=== EXERCISE OBJECTIVE ===
Write the listing below out again exactly, dropping the images.

*** Opening THE INPUT ***

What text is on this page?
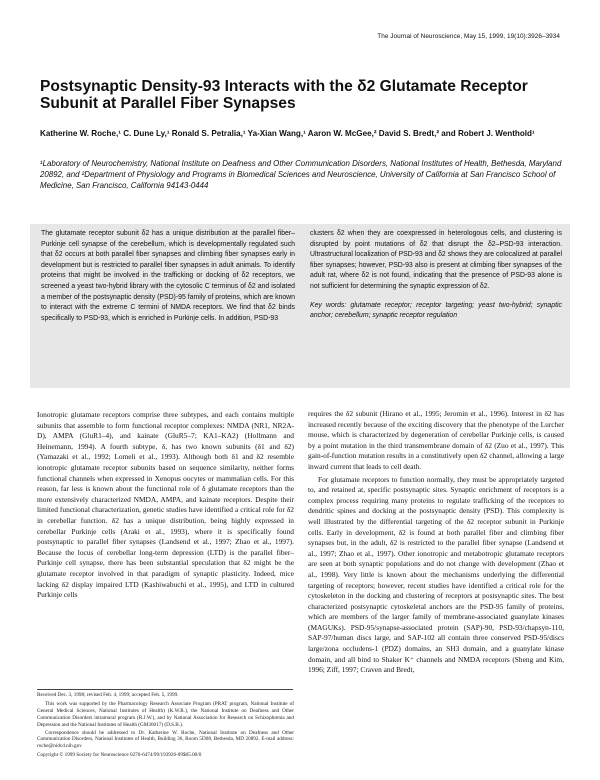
The Journal of Neuroscience, May 15, 1999, 19(10):3926–3934
Postsynaptic Density-93 Interacts with the δ2 Glutamate Receptor Subunit at Parallel Fiber Synapses
Katherine W. Roche,¹ C. Dune Ly,¹ Ronald S. Petralia,¹ Ya-Xian Wang,¹ Aaron W. McGee,² David S. Bredt,² and Robert J. Wenthold¹
¹Laboratory of Neurochemistry, National Institute on Deafness and Other Communication Disorders, National Institutes of Health, Bethesda, Maryland 20892, and ²Department of Physiology and Programs in Biomedical Sciences and Neuroscience, University of California at San Francisco School of Medicine, San Francisco, California 94143-0444

The glutamate receptor subunit δ2 has a unique distribution at the parallel fiber–Purkinje cell synapse of the cerebellum, which is developmentally regulated such that δ2 occurs at both parallel fiber synapses and climbing fiber synapses early in development but is restricted to parallel fiber synapses in adult animals. To identify proteins that might be involved in the trafficking or docking of δ2 receptors, we screened a yeast two-hybrid library with the cytosolic C terminus of δ2 and isolated a member of the postsynaptic density (PSD)-95 family of proteins, which are known to interact with the extreme C termini of NMDA receptors. We find that δ2 binds specifically to PSD-93, which is enriched in Purkinje cells. In addition, PSD-93

clusters δ2 when they are coexpressed in heterologous cells, and clustering is disrupted by point mutations of δ2 that disrupt the δ2–PSD-93 interaction. Ultrastructural localization of PSD-93 and δ2 shows they are colocalized at parallel fiber synapses; however, PSD-93 also is present at climbing fiber synapses of the adult rat, where δ2 is not found, indicating that the presence of PSD-93 alone is not sufficient for determining the synaptic expression of δ2.

Key words: glutamate receptor; receptor targeting; yeast two-hybrid; synaptic anchor; cerebellum; synaptic receptor regulation

Ionotropic glutamate receptors comprise three subtypes, and each contains multiple subunits that assemble to form functional receptor complexes: NMDA (NR1, NR2A-D), AMPA (GluR1–4), and kainate (GluR5–7; KA1–KA2) (Hollmann and Heinemann, 1994). A fourth subtype, δ, has two known subunits (δ1 and δ2) (Yamazaki et al., 1992; Lomeli et al., 1993). Although both δ1 and δ2 resemble ionotropic glutamate receptor subunits based on sequence similarity, neither forms functional channels when expressed in Xenopus oocytes or mammalian cells. For this reason, far less is known about the functional role of δ glutamate receptors than the more extensively characterized NMDA, AMPA, and kainate receptors. Despite their limited functional characterization, genetic studies have identified a critical role for δ2 in cerebellar function. δ2 has a unique distribution, being highly expressed in cerebellar Purkinje cells (Araki et al., 1993), where it is specifically found postsynaptic to parallel fiber synapses (Landsend et al., 1997; Zhao et al., 1997). Because the locus of cerebellar long-term depression (LTD) is the parallel fiber–Purkinje cell synapse, there has been substantial speculation that δ2 might be the glutamate receptor involved in that paradigm of synaptic plasticity. Indeed, mice lacking δ2 display impaired LTD (Kashiwabuchi et al., 1995), and LTD in cultured Purkinje cells

requires the δ2 subunit (Hirano et al., 1995; Jeromin et al., 1996). Interest in δ2 has increased recently because of the exciting discovery that the phenotype of the Lurcher mouse, which is characterized by degeneration of cerebellar Purkinje cells, is caused by a point mutation in the third transmembrane domain of δ2 (Zuo et al., 1997). This gain-of-function mutation results in a constitutively open δ2 channel, allowing a large inward current that leads to cell death.

For glutamate receptors to function normally, they must be appropriately targeted to, and retained at, specific postsynaptic sites. Synaptic enrichment of receptors is a complex process requiring many proteins to regulate trafficking of the receptors to dendritic spines and docking at the postsynaptic density (PSD). This complexity is well illustrated by the differential targeting of the δ2 receptor subunit in Purkinje cells. Early in development, δ2 is found at both parallel fiber and climbing fiber synapses but, in the adult, δ2 is restricted to the parallel fiber synapse (Landsend et al., 1997; Zhao et al., 1997). Other ionotropic and metabotropic glutamate receptors are seen at both synaptic populations and do not change with development (Zhao et al., 1998). Very little is known about the mechanisms underlying the differential targeting of receptors; however, recent studies have identified a critical role for the cytoskeleton in the docking and clustering of receptors at postsynaptic sites. The best characterized postsynaptic cytoskeletal anchors are the PSD-95 family of proteins, which are members of the larger family of membrane-associated guanylate kinases (MAGUKs). PSD-95/synapse-associated protein (SAP)-90, PSD-93/chapsyn-110, SAP-97/human discs large, and SAP-102 all contain three conserved PSD-95/discs large/zona occludens-1 (PDZ) domains, an SH3 domain, and a guanylate kinase domain, and all bind to Shaker K⁺ channels and NMDA receptors (Sheng and Kim, 1996; Ziff, 1997; Craven and Bredt,

Received Dec. 3, 1998; revised Feb. 4, 1999; accepted Feb. 5, 1999.

This work was supported by the Pharmacology Research Associate Program (PRAT program, National Institute of General Medical Sciences, National Institutes of Health) (K.W.R.), the National Institute on Deafness and Other Communication Disorders intramural program (R.J.W.), and by National Association for Research on Schizophrenia and Depression and the National Institutes of Health (GM36017) (D.S.B.).

Correspondence should be addressed to Dr. Katherine W. Roche, National Institute on Deafness and Other Communication Disorders, National Institutes of Health, Building 36, Room 5D08, Bethesda, MD 20892. E-mail address: roche@nidcd.nih.gov

Copyright © 1999 Society for Neuroscience 0270-6474/99/193926-09$05.00/0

*** Closing THE INPUT ***

=== RESPONSE AREA ===
What text is on this page?
The Journal of Neuroscience, May 15, 1999, 19(10):3926–3934
Postsynaptic Density-93 Interacts with the δ2 Glutamate Receptor Subunit at Parallel Fiber Synapses
Katherine W. Roche,¹ C. Dune Ly,¹ Ronald S. Petralia,¹ Ya-Xian Wang,¹ Aaron W. McGee,² David S. Bredt,² and Robert J. Wenthold¹
¹Laboratory of Neurochemistry, National Institute on Deafness and Other Communication Disorders, National Institutes of Health, Bethesda, Maryland 20892, and ²Department of Physiology and Programs in Biomedical Sciences and Neuroscience, University of California at San Francisco School of Medicine, San Francisco, California 94143-0444

The glutamate receptor subunit δ2 has a unique distribution at the parallel fiber–Purkinje cell synapse of the cerebellum, which is developmentally regulated such that δ2 occurs at both parallel fiber synapses and climbing fiber synapses early in development but is restricted to parallel fiber synapses in adult animals. To identify proteins that might be involved in the trafficking or docking of δ2 receptors, we screened a yeast two-hybrid library with the cytosolic C terminus of δ2 and isolated a member of the postsynaptic density (PSD)-95 family of proteins, which are known to interact with the extreme C termini of NMDA receptors. We find that δ2 binds specifically to PSD-93, which is enriched in Purkinje cells. In addition, PSD-93

clusters δ2 when they are coexpressed in heterologous cells, and clustering is disrupted by point mutations of δ2 that disrupt the δ2–PSD-93 interaction. Ultrastructural localization of PSD-93 and δ2 shows they are colocalized at parallel fiber synapses; however, PSD-93 also is present at climbing fiber synapses of the adult rat, where δ2 is not found, indicating that the presence of PSD-93 alone is not sufficient for determining the synaptic expression of δ2.

Key words: glutamate receptor; receptor targeting; yeast two-hybrid; synaptic anchor; cerebellum; synaptic receptor regulation

Ionotropic glutamate receptors comprise three subtypes, and each contains multiple subunits that assemble to form functional receptor complexes: NMDA (NR1, NR2A-D), AMPA (GluR1–4), and kainate (GluR5–7; KA1–KA2) (Hollmann and Heinemann, 1994). A fourth subtype, δ, has two known subunits (δ1 and δ2) (Yamazaki et al., 1992; Lomeli et al., 1993). Although both δ1 and δ2 resemble ionotropic glutamate receptor subunits based on sequence similarity, neither forms functional channels when expressed in Xenopus oocytes or mammalian cells. For this reason, far less is known about the functional role of δ glutamate receptors than the more extensively characterized NMDA, AMPA, and kainate receptors. Despite their limited functional characterization, genetic studies have identified a critical role for δ2 in cerebellar function. δ2 has a unique distribution, being highly expressed in cerebellar Purkinje cells (Araki et al., 1993), where it is specifically found postsynaptic to parallel fiber synapses (Landsend et al., 1997; Zhao et al., 1997). Because the locus of cerebellar long-term depression (LTD) is the parallel fiber–Purkinje cell synapse, there has been substantial speculation that δ2 might be the glutamate receptor involved in that paradigm of synaptic plasticity. Indeed, mice lacking δ2 display impaired LTD (Kashiwabuchi et al., 1995), and LTD in cultured Purkinje cells

requires the δ2 subunit (Hirano et al., 1995; Jeromin et al., 1996). Interest in δ2 has increased recently because of the exciting discovery that the phenotype of the Lurcher mouse, which is characterized by degeneration of cerebellar Purkinje cells, is caused by a point mutation in the third transmembrane domain of δ2 (Zuo et al., 1997). This gain-of-function mutation results in a constitutively open δ2 channel, allowing a large inward current that leads to cell death.

For glutamate receptors to function normally, they must be appropriately targeted to, and retained at, specific postsynaptic sites. Synaptic enrichment of receptors is a complex process requiring many proteins to regulate trafficking of the receptors to dendritic spines and docking at the postsynaptic density (PSD). This complexity is well illustrated by the differential targeting of the δ2 receptor subunit in Purkinje cells. Early in development, δ2 is found at both parallel fiber and climbing fiber synapses but, in the adult, δ2 is restricted to the parallel fiber synapse (Landsend et al., 1997; Zhao et al., 1997). Other ionotropic and metabotropic glutamate receptors are seen at both synaptic populations and do not change with development (Zhao et al., 1998). Very little is known about the mechanisms underlying the differential targeting of receptors; however, recent studies have identified a critical role for the cytoskeleton in the docking and clustering of receptors at postsynaptic sites. The best characterized postsynaptic cytoskeletal anchors are the PSD-95 family of proteins, which are members of the larger family of membrane-associated guanylate kinases (MAGUKs). PSD-95/synapse-associated protein (SAP)-90, PSD-93/chapsyn-110, SAP-97/human discs large, and SAP-102 all contain three conserved PSD-95/discs large/zona occludens-1 (PDZ) domains, an SH3 domain, and a guanylate kinase domain, and all bind to Shaker K⁺ channels and NMDA receptors (Sheng and Kim, 1996; Ziff, 1997; Craven and Bredt,

Received Dec. 3, 1998; revised Feb. 4, 1999; accepted Feb. 5, 1999.

This work was supported by the Pharmacology Research Associate Program (PRAT program, National Institute of General Medical Sciences, National Institutes of Health) (K.W.R.), the National Institute on Deafness and Other Communication Disorders intramural program (R.J.W.), and by National Association for Research on Schizophrenia and Depression and the National Institutes of Health (GM36017) (D.S.B.).

Correspondence should be addressed to Dr. Katherine W. Roche, National Institute on Deafness and Other Communication Disorders, National Institutes of Health, Building 36, Room 5D08, Bethesda, MD 20892. E-mail address: roche@nidcd.nih.gov

Copyright © 1999 Society for Neuroscience 0270-6474/99/193926-09$05.00/0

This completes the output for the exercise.